TASK DESCRIPTION:
Repeat the whole listing below, word for word.

Stored items from a collection:
— begin —

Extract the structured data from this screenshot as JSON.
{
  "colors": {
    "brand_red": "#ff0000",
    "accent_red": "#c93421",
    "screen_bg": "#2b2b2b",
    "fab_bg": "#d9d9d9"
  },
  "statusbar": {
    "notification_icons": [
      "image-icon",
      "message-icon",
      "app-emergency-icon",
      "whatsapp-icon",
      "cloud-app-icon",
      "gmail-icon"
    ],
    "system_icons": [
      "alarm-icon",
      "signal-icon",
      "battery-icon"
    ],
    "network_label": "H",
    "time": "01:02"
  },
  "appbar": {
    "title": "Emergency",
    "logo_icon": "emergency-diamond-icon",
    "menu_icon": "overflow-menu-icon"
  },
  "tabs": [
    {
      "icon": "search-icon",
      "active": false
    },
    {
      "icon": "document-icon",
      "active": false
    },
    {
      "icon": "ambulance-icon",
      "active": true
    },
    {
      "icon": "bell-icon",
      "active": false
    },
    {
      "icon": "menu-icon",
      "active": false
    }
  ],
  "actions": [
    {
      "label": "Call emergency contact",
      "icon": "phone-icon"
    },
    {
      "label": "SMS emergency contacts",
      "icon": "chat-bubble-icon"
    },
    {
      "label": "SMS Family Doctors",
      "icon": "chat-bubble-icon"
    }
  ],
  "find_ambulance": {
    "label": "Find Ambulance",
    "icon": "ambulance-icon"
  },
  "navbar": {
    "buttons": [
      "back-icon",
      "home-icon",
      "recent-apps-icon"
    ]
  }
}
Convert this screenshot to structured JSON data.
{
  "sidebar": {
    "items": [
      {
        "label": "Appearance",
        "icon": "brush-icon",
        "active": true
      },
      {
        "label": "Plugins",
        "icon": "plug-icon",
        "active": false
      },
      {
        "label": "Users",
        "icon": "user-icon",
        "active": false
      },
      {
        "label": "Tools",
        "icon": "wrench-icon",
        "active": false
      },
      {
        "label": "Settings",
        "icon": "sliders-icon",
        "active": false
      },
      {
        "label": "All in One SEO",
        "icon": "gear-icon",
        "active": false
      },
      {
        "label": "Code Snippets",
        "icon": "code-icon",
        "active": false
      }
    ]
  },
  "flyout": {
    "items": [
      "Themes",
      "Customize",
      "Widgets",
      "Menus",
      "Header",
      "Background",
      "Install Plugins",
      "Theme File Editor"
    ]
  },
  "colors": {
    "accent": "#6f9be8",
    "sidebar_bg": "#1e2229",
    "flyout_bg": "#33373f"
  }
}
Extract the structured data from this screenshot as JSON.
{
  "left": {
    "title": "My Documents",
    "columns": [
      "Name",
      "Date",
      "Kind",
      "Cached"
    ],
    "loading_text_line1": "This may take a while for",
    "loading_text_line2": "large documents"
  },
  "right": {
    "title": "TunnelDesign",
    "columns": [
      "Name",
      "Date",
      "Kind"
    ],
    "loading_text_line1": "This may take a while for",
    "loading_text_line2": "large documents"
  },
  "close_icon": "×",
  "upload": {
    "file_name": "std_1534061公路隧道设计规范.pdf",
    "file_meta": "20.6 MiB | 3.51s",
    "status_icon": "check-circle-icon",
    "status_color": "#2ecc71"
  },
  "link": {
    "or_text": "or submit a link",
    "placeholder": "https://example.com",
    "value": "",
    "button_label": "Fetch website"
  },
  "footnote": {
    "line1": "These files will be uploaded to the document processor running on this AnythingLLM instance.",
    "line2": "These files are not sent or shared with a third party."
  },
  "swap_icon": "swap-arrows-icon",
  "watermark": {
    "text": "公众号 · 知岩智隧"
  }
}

— end —

TASK RESPONSE:
Extract the structured data from this screenshot as JSON.
{
  "colors": {
    "brand_red": "#ff0000",
    "accent_red": "#c93421",
    "screen_bg": "#2b2b2b",
    "fab_bg": "#d9d9d9"
  },
  "statusbar": {
    "notification_icons": [
      "image-icon",
      "message-icon",
      "app-emergency-icon",
      "whatsapp-icon",
      "cloud-app-icon",
      "gmail-icon"
    ],
    "system_icons": [
      "alarm-icon",
      "signal-icon",
      "battery-icon"
    ],
    "network_label": "H",
    "time": "01:02"
  },
  "appbar": {
    "title": "Emergency",
    "logo_icon": "emergency-diamond-icon",
    "menu_icon": "overflow-menu-icon"
  },
  "tabs": [
    {
      "icon": "search-icon",
      "active": false
    },
    {
      "icon": "document-icon",
      "active": false
    },
    {
      "icon": "ambulance-icon",
      "active": true
    },
    {
      "icon": "bell-icon",
      "active": false
    },
    {
      "icon": "menu-icon",
      "active": false
    }
  ],
  "actions": [
    {
      "label": "Call emergency contact",
      "icon": "phone-icon"
    },
    {
      "label": "SMS emergency contacts",
      "icon": "chat-bubble-icon"
    },
    {
      "label": "SMS Family Doctors",
      "icon": "chat-bubble-icon"
    }
  ],
  "find_ambulance": {
    "label": "Find Ambulance",
    "icon": "ambulance-icon"
  },
  "navbar": {
    "buttons": [
      "back-icon",
      "home-icon",
      "recent-apps-icon"
    ]
  }
}
Convert this screenshot to structured JSON data.
{
  "sidebar": {
    "items": [
      {
        "label": "Appearance",
        "icon": "brush-icon",
        "active": true
      },
      {
        "label": "Plugins",
        "icon": "plug-icon",
        "active": false
      },
      {
        "label": "Users",
        "icon": "user-icon",
        "active": false
      },
      {
        "label": "Tools",
        "icon": "wrench-icon",
        "active": false
      },
      {
        "label": "Settings",
        "icon": "sliders-icon",
        "active": false
      },
      {
        "label": "All in One SEO",
        "icon": "gear-icon",
        "active": false
      },
      {
        "label": "Code Snippets",
        "icon": "code-icon",
        "active": false
      }
    ]
  },
  "flyout": {
    "items": [
      "Themes",
      "Customize",
      "Widgets",
      "Menus",
      "Header",
      "Background",
      "Install Plugins",
      "Theme File Editor"
    ]
  },
  "colors": {
    "accent": "#6f9be8",
    "sidebar_bg": "#1e2229",
    "flyout_bg": "#33373f"
  }
}
Extract the structured data from this screenshot as JSON.
{
  "left": {
    "title": "My Documents",
    "columns": [
      "Name",
      "Date",
      "Kind",
      "Cached"
    ],
    "loading_text_line1": "This may take a while for",
    "loading_text_line2": "large documents"
  },
  "right": {
    "title": "TunnelDesign",
    "columns": [
      "Name",
      "Date",
      "Kind"
    ],
    "loading_text_line1": "This may take a while for",
    "loading_text_line2": "large documents"
  },
  "close_icon": "×",
  "upload": {
    "file_name": "std_1534061公路隧道设计规范.pdf",
    "file_meta": "20.6 MiB | 3.51s",
    "status_icon": "check-circle-icon",
    "status_color": "#2ecc71"
  },
  "link": {
    "or_text": "or submit a link",
    "placeholder": "https://example.com",
    "value": "",
    "button_label": "Fetch website"
  },
  "footnote": {
    "line1": "These files will be uploaded to the document processor running on this AnythingLLM instance.",
    "line2": "These files are not sent or shared with a third party."
  },
  "swap_icon": "swap-arrows-icon",
  "watermark": {
    "text": "公众号 · 知岩智隧"
  }
}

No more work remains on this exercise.